**Problem requirements**
All of the entries need to be written out again, exactly as they are.

**Provided data**
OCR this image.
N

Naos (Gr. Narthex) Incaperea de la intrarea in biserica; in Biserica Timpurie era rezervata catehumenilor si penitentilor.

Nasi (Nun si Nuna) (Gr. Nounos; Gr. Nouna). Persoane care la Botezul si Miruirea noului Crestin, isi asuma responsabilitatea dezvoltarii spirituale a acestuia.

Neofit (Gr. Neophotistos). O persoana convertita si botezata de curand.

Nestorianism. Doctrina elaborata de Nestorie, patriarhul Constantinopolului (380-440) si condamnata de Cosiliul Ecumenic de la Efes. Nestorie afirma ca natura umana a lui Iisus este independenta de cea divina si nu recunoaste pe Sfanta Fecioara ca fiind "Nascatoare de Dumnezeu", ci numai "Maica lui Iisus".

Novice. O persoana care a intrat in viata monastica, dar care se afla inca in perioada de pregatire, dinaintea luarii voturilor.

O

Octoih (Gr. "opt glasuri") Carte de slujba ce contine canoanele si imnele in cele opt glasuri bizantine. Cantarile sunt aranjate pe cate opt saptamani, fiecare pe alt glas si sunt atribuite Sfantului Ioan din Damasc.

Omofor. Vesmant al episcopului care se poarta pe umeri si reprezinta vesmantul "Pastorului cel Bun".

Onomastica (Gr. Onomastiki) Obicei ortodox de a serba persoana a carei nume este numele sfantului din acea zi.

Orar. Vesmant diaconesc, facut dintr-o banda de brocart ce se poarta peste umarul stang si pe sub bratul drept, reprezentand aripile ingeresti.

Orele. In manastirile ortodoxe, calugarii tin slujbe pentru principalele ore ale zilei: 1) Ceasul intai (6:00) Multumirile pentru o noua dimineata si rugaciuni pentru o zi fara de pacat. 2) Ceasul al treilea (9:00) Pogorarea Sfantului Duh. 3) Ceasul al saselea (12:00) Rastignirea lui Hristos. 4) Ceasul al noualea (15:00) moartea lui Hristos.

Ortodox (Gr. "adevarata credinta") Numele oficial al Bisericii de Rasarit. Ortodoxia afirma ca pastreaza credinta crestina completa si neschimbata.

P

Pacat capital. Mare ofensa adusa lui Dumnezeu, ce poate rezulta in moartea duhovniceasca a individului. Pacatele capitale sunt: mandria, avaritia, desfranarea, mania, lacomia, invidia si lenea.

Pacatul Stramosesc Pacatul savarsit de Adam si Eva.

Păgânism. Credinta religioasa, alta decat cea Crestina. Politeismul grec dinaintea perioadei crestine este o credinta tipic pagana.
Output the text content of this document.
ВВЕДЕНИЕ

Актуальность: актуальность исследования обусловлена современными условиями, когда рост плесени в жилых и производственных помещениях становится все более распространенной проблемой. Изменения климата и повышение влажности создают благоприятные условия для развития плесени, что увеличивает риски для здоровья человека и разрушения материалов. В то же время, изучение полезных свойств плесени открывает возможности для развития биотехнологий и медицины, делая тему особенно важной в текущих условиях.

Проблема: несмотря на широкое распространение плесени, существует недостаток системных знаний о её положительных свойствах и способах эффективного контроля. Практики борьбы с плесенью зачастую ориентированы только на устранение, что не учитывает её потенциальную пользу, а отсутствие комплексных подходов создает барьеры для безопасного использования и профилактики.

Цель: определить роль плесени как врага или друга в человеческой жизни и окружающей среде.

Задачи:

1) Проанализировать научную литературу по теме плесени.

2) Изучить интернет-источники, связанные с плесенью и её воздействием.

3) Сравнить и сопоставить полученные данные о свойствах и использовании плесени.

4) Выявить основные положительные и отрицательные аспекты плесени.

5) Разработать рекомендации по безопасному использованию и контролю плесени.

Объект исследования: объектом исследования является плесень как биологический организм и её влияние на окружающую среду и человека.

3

**Exercise output**
OCR this image.
N

Naos (Gr. Narthex) Incaperea de la intrarea in biserica; in Biserica Timpurie era rezervata catehumenilor si penitentilor.

Nasi (Nun si Nuna) (Gr. Nounos; Gr. Nouna). Persoane care la Botezul si Miruirea noului Crestin, isi asuma responsabilitatea dezvoltarii spirituale a acestuia.

Neofit (Gr. Neophotistos). O persoana convertita si botezata de curand.

Nestorianism. Doctrina elaborata de Nestorie, patriarhul Constantinopolului (380-440) si condamnata de Cosiliul Ecumenic de la Efes. Nestorie afirma ca natura umana a lui Iisus este independenta de cea divina si nu recunoaste pe Sfanta Fecioara ca fiind "Nascatoare de Dumnezeu", ci numai "Maica lui Iisus".

Novice. O persoana care a intrat in viata monastica, dar care se afla inca in perioada de pregatire, dinaintea luarii voturilor.

O

Octoih (Gr. "opt glasuri") Carte de slujba ce contine canoanele si imnele in cele opt glasuri bizantine. Cantarile sunt aranjate pe cate opt saptamani, fiecare pe alt glas si sunt atribuite Sfantului Ioan din Damasc.

Omofor. Vesmant al episcopului care se poarta pe umeri si reprezinta vesmantul "Pastorului cel Bun".

Onomastica (Gr. Onomastiki) Obicei ortodox de a serba persoana a carei nume este numele sfantului din acea zi.

Orar. Vesmant diaconesc, facut dintr-o banda de brocart ce se poarta peste umarul stang si pe sub bratul drept, reprezentand aripile ingeresti.

Orele. In manastirile ortodoxe, calugarii tin slujbe pentru principalele ore ale zilei: 1) Ceasul intai (6:00) Multumirile pentru o noua dimineata si rugaciuni pentru o zi fara de pacat. 2) Ceasul al treilea (9:00) Pogorarea Sfantului Duh. 3) Ceasul al saselea (12:00) Rastignirea lui Hristos. 4) Ceasul al noualea (15:00) moartea lui Hristos.

Ortodox (Gr. "adevarata credinta") Numele oficial al Bisericii de Rasarit. Ortodoxia afirma ca pastreaza credinta crestina completa si neschimbata.

P

Pacat capital. Mare ofensa adusa lui Dumnezeu, ce poate rezulta in moartea duhovniceasca a individului. Pacatele capitale sunt: mandria, avaritia, desfranarea, mania, lacomia, invidia si lenea.

Pacatul Stramosesc Pacatul savarsit de Adam si Eva.

Păgânism. Credinta religioasa, alta decat cea Crestina. Politeismul grec dinaintea perioadei crestine este o credinta tipic pagana.
Output the text content of this document.
ВВЕДЕНИЕ

Актуальность: актуальность исследования обусловлена современными условиями, когда рост плесени в жилых и производственных помещениях становится все более распространенной проблемой. Изменения климата и повышение влажности создают благоприятные условия для развития плесени, что увеличивает риски для здоровья человека и разрушения материалов. В то же время, изучение полезных свойств плесени открывает возможности для развития биотехнологий и медицины, делая тему особенно важной в текущих условиях.

Проблема: несмотря на широкое распространение плесени, существует недостаток системных знаний о её положительных свойствах и способах эффективного контроля. Практики борьбы с плесенью зачастую ориентированы только на устранение, что не учитывает её потенциальную пользу, а отсутствие комплексных подходов создает барьеры для безопасного использования и профилактики.

Цель: определить роль плесени как врага или друга в человеческой жизни и окружающей среде.

Задачи:

1) Проанализировать научную литературу по теме плесени.

2) Изучить интернет-источники, связанные с плесенью и её воздействием.

3) Сравнить и сопоставить полученные данные о свойствах и использовании плесени.

4) Выявить основные положительные и отрицательные аспекты плесени.

5) Разработать рекомендации по безопасному использованию и контролю плесени.

Объект исследования: объектом исследования является плесень как биологический организм и её влияние на окружающую среду и человека.

3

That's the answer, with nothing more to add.